*DIRECTIONS*.
Take the data below and repeat it exactly.

Data listing
══════════════════════════════

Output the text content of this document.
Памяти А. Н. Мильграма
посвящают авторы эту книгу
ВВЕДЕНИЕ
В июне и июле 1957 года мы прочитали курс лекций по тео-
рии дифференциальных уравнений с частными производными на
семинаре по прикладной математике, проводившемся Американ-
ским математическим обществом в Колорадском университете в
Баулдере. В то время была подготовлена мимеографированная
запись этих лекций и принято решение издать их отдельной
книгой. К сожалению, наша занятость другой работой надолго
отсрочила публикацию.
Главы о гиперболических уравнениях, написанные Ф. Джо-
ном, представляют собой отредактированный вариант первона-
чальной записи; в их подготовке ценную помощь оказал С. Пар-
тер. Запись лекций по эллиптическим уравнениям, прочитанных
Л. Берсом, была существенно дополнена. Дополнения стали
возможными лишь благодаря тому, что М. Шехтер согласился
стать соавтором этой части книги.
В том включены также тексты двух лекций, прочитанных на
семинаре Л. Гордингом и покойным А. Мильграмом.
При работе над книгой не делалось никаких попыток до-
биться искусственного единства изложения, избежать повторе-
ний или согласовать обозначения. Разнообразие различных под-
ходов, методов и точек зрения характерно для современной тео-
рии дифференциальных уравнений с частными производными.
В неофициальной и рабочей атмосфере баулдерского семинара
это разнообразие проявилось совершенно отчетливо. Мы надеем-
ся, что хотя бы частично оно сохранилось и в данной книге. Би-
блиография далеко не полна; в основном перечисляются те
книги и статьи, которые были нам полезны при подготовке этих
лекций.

══════════════════════════════

*OUTPUT BELOW*.
Output the text content of this document.
Памяти А. Н. Мильграма
посвящают авторы эту книгу
ВВЕДЕНИЕ
В июне и июле 1957 года мы прочитали курс лекций по тео-
рии дифференциальных уравнений с частными производными на
семинаре по прикладной математике, проводившемся Американ-
ским математическим обществом в Колорадском университете в
Баулдере. В то время была подготовлена мимеографированная
запись этих лекций и принято решение издать их отдельной
книгой. К сожалению, наша занятость другой работой надолго
отсрочила публикацию.
Главы о гиперболических уравнениях, написанные Ф. Джо-
ном, представляют собой отредактированный вариант первона-
чальной записи; в их подготовке ценную помощь оказал С. Пар-
тер. Запись лекций по эллиптическим уравнениям, прочитанных
Л. Берсом, была существенно дополнена. Дополнения стали
возможными лишь благодаря тому, что М. Шехтер согласился
стать соавтором этой части книги.
В том включены также тексты двух лекций, прочитанных на
семинаре Л. Гордингом и покойным А. Мильграмом.
При работе над книгой не делалось никаких попыток до-
биться искусственного единства изложения, избежать повторе-
ний или согласовать обозначения. Разнообразие различных под-
ходов, методов и точек зрения характерно для современной тео-
рии дифференциальных уравнений с частными производными.
В неофициальной и рабочей атмосфере баулдерского семинара
это разнообразие проявилось совершенно отчетливо. Мы надеем-
ся, что хотя бы частично оно сохранилось и в данной книге. Би-
блиография далеко не полна; в основном перечисляются те
книги и статьи, которые были нам полезны при подготовке этих
лекций.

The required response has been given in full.